** GOAL OF THE EXERCISE **
In the entries below, identify every line with the string "Access" and copy it.

============

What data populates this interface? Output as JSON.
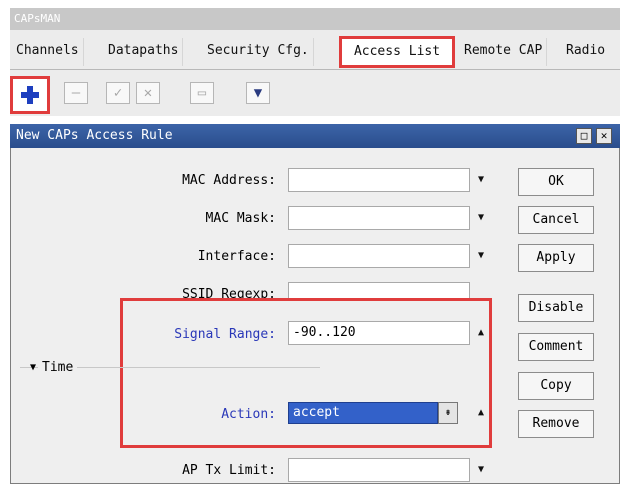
{
  "outer_window": {
    "title": "CAPsMAN"
  },
  "tabs": [
    "Channels",
    "Datapaths",
    "Security Cfg.",
    "Access List",
    "Remote CAP",
    "Radio"
  ],
  "toolbar": {
    "add": "+",
    "remove": "—",
    "enable": "✓",
    "disable": "✕",
    "comment": "▭",
    "filter": "▼"
  },
  "dialog": {
    "title": "New CAPs Access Rule",
    "window_buttons": [
      "□",
      "✕"
    ],
    "fields": {
      "mac_address": {
        "label": "MAC Address:",
        "value": ""
      },
      "mac_mask": {
        "label": "MAC Mask:",
        "value": ""
      },
      "interface": {
        "label": "Interface:",
        "value": ""
      },
      "ssid_regexp": {
        "label": "SSID Regexp:",
        "value": ""
      },
      "signal_range": {
        "label": "Signal Range:",
        "value": "-90..120"
      },
      "time": {
        "label": "Time"
      },
      "action": {
        "label": "Action:",
        "value": "accept"
      },
      "ap_tx_limit": {
        "label": "AP Tx Limit:",
        "value": ""
      }
    },
    "buttons": {
      "ok": "OK",
      "cancel": "Cancel",
      "apply": "Apply",
      "disable": "Disable",
      "comment": "Comment",
      "copy": "Copy",
      "remove": "Remove"
    }
  },
  "icons": {
    "down": "▼",
    "up": "▲",
    "select": "⇟",
    "time_toggle": "▼"
  },
  "colors": {
    "highlight_red": "#e03c3c",
    "title_blue": "#2a4d8c",
    "label_blue": "#2a38b8",
    "selection_blue": "#3361c9"
  }
}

============

** CORRECT ANSWER **
    "Access List",
    "title": "New CAPs Access Rule",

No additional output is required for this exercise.